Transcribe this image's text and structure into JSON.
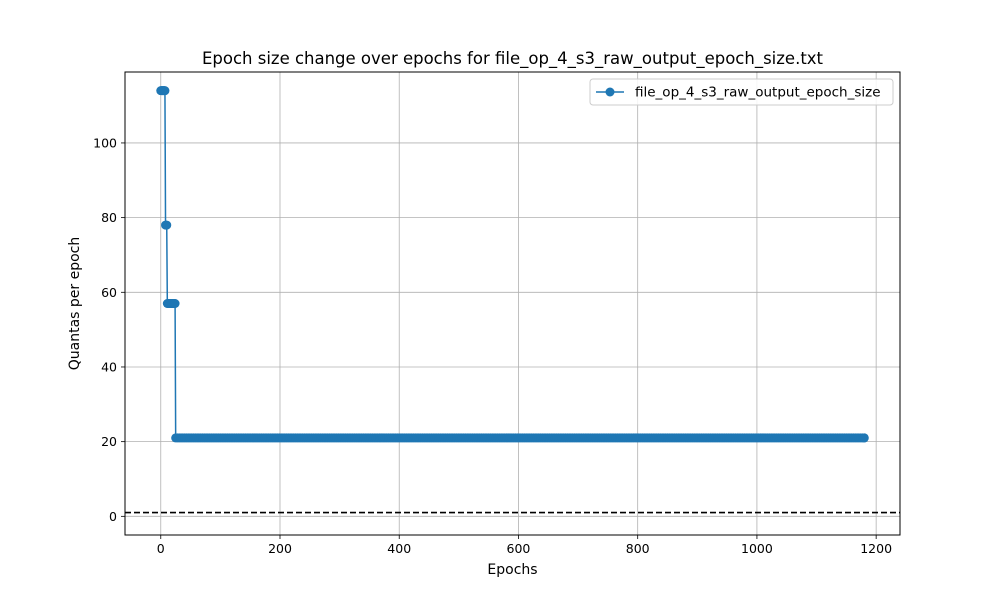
{
  "chart_data": {
    "type": "line",
    "title": "Epoch size change over epochs for file_op_4_s3_raw_output_epoch_size.txt",
    "xlabel": "Epochs",
    "ylabel": "Quantas per epoch",
    "xlim": [
      -60,
      1240
    ],
    "ylim": [
      -5,
      119
    ],
    "xticks": [
      0,
      200,
      400,
      600,
      800,
      1000,
      1200
    ],
    "yticks": [
      0,
      20,
      40,
      60,
      80,
      100
    ],
    "grid": true,
    "legend_position": "upper right",
    "colors": {
      "series": "#1f77b4",
      "reference_line": "#000000",
      "grid": "#b0b0b0"
    },
    "reference_line": {
      "y": 1,
      "style": "dashed"
    },
    "series": [
      {
        "name": "file_op_4_s3_raw_output_epoch_size",
        "marker": "circle",
        "points": [
          [
            0,
            114
          ],
          [
            1,
            114
          ],
          [
            2,
            114
          ],
          [
            3,
            114
          ],
          [
            4,
            114
          ],
          [
            5,
            114
          ],
          [
            6,
            114
          ],
          [
            7,
            114
          ],
          [
            8,
            78
          ],
          [
            9,
            78
          ],
          [
            10,
            78
          ],
          [
            11,
            57
          ],
          [
            12,
            57
          ],
          [
            13,
            57
          ],
          [
            14,
            57
          ],
          [
            15,
            57
          ],
          [
            16,
            57
          ],
          [
            17,
            57
          ],
          [
            18,
            57
          ],
          [
            19,
            57
          ],
          [
            20,
            57
          ],
          [
            21,
            57
          ],
          [
            22,
            57
          ],
          [
            23,
            57
          ],
          [
            24,
            57
          ],
          [
            25,
            21
          ],
          [
            1180,
            21
          ]
        ],
        "dense_step": 3
      }
    ]
  }
}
• • • • •
- Task details: Output every entry verbatim. Pictures do not belong in the copy.

- Output for this task:
Transcribe this image's text and structure into JSON.
{
  "chart_data": {
    "type": "line",
    "title": "Epoch size change over epochs for file_op_4_s3_raw_output_epoch_size.txt",
    "xlabel": "Epochs",
    "ylabel": "Quantas per epoch",
    "xlim": [
      -60,
      1240
    ],
    "ylim": [
      -5,
      119
    ],
    "xticks": [
      0,
      200,
      400,
      600,
      800,
      1000,
      1200
    ],
    "yticks": [
      0,
      20,
      40,
      60,
      80,
      100
    ],
    "grid": true,
    "legend_position": "upper right",
    "colors": {
      "series": "#1f77b4",
      "reference_line": "#000000",
      "grid": "#b0b0b0"
    },
    "reference_line": {
      "y": 1,
      "style": "dashed"
    },
    "series": [
      {
        "name": "file_op_4_s3_raw_output_epoch_size",
        "marker": "circle",
        "points": [
          [
            0,
            114
          ],
          [
            1,
            114
          ],
          [
            2,
            114
          ],
          [
            3,
            114
          ],
          [
            4,
            114
          ],
          [
            5,
            114
          ],
          [
            6,
            114
          ],
          [
            7,
            114
          ],
          [
            8,
            78
          ],
          [
            9,
            78
          ],
          [
            10,
            78
          ],
          [
            11,
            57
          ],
          [
            12,
            57
          ],
          [
            13,
            57
          ],
          [
            14,
            57
          ],
          [
            15,
            57
          ],
          [
            16,
            57
          ],
          [
            17,
            57
          ],
          [
            18,
            57
          ],
          [
            19,
            57
          ],
          [
            20,
            57
          ],
          [
            21,
            57
          ],
          [
            22,
            57
          ],
          [
            23,
            57
          ],
          [
            24,
            57
          ],
          [
            25,
            21
          ],
          [
            1180,
            21
          ]
        ],
        "dense_step": 3
      }
    ]
  }
}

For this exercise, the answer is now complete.